── Data provided

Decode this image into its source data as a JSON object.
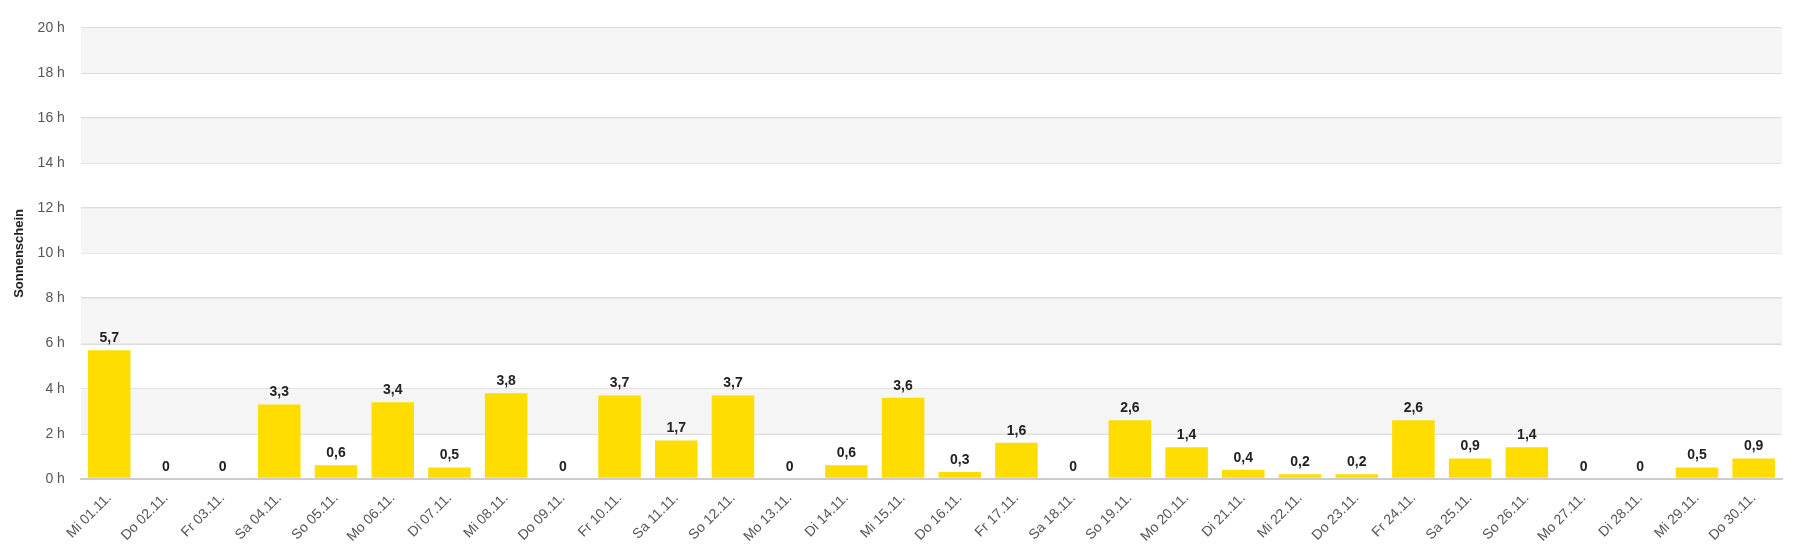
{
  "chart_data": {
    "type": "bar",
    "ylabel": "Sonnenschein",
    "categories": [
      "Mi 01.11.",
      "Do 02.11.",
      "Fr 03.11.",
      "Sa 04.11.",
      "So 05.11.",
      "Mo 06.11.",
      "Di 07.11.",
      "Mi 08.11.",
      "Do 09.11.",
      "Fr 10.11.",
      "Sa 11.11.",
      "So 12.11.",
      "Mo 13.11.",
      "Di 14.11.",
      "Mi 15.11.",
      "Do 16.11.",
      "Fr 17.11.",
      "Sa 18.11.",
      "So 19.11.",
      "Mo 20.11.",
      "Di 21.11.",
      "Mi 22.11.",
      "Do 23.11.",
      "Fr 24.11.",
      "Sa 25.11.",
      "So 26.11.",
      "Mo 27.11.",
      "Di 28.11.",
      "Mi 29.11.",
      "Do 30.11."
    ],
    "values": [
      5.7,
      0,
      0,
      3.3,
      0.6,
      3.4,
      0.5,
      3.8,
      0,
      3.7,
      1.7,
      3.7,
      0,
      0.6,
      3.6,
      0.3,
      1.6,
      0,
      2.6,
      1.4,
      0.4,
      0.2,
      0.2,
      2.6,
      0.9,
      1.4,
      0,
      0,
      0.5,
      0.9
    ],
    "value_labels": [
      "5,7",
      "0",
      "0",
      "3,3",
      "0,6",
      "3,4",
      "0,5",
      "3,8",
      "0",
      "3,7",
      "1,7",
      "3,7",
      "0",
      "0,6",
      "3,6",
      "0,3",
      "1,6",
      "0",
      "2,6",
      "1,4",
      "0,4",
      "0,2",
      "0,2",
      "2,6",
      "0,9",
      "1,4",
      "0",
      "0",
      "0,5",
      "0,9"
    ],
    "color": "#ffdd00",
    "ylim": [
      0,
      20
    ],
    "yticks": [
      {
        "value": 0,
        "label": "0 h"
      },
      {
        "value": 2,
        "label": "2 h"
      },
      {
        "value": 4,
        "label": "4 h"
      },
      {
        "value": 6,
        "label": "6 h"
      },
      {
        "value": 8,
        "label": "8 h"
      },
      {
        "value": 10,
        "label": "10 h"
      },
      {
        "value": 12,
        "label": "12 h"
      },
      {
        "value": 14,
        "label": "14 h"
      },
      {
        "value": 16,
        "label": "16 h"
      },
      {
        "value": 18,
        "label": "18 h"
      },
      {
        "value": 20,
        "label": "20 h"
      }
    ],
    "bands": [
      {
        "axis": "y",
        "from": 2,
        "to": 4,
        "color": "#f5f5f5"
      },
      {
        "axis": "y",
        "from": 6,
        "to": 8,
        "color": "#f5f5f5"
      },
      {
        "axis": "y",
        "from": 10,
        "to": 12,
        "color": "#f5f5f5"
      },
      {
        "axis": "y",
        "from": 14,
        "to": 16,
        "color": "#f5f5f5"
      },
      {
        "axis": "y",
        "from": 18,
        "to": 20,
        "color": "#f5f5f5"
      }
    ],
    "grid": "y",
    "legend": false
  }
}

────

- _Instructions to follow_
Transcribe all the lines above exactly, apart from the pictures.

- _Output_
Decode this image into its source data as a JSON object.
{
  "chart_data": {
    "type": "bar",
    "ylabel": "Sonnenschein",
    "categories": [
      "Mi 01.11.",
      "Do 02.11.",
      "Fr 03.11.",
      "Sa 04.11.",
      "So 05.11.",
      "Mo 06.11.",
      "Di 07.11.",
      "Mi 08.11.",
      "Do 09.11.",
      "Fr 10.11.",
      "Sa 11.11.",
      "So 12.11.",
      "Mo 13.11.",
      "Di 14.11.",
      "Mi 15.11.",
      "Do 16.11.",
      "Fr 17.11.",
      "Sa 18.11.",
      "So 19.11.",
      "Mo 20.11.",
      "Di 21.11.",
      "Mi 22.11.",
      "Do 23.11.",
      "Fr 24.11.",
      "Sa 25.11.",
      "So 26.11.",
      "Mo 27.11.",
      "Di 28.11.",
      "Mi 29.11.",
      "Do 30.11."
    ],
    "values": [
      5.7,
      0,
      0,
      3.3,
      0.6,
      3.4,
      0.5,
      3.8,
      0,
      3.7,
      1.7,
      3.7,
      0,
      0.6,
      3.6,
      0.3,
      1.6,
      0,
      2.6,
      1.4,
      0.4,
      0.2,
      0.2,
      2.6,
      0.9,
      1.4,
      0,
      0,
      0.5,
      0.9
    ],
    "value_labels": [
      "5,7",
      "0",
      "0",
      "3,3",
      "0,6",
      "3,4",
      "0,5",
      "3,8",
      "0",
      "3,7",
      "1,7",
      "3,7",
      "0",
      "0,6",
      "3,6",
      "0,3",
      "1,6",
      "0",
      "2,6",
      "1,4",
      "0,4",
      "0,2",
      "0,2",
      "2,6",
      "0,9",
      "1,4",
      "0",
      "0",
      "0,5",
      "0,9"
    ],
    "color": "#ffdd00",
    "ylim": [
      0,
      20
    ],
    "yticks": [
      {
        "value": 0,
        "label": "0 h"
      },
      {
        "value": 2,
        "label": "2 h"
      },
      {
        "value": 4,
        "label": "4 h"
      },
      {
        "value": 6,
        "label": "6 h"
      },
      {
        "value": 8,
        "label": "8 h"
      },
      {
        "value": 10,
        "label": "10 h"
      },
      {
        "value": 12,
        "label": "12 h"
      },
      {
        "value": 14,
        "label": "14 h"
      },
      {
        "value": 16,
        "label": "16 h"
      },
      {
        "value": 18,
        "label": "18 h"
      },
      {
        "value": 20,
        "label": "20 h"
      }
    ],
    "bands": [
      {
        "axis": "y",
        "from": 2,
        "to": 4,
        "color": "#f5f5f5"
      },
      {
        "axis": "y",
        "from": 6,
        "to": 8,
        "color": "#f5f5f5"
      },
      {
        "axis": "y",
        "from": 10,
        "to": 12,
        "color": "#f5f5f5"
      },
      {
        "axis": "y",
        "from": 14,
        "to": 16,
        "color": "#f5f5f5"
      },
      {
        "axis": "y",
        "from": 18,
        "to": 20,
        "color": "#f5f5f5"
      }
    ],
    "grid": "y",
    "legend": false
  }
}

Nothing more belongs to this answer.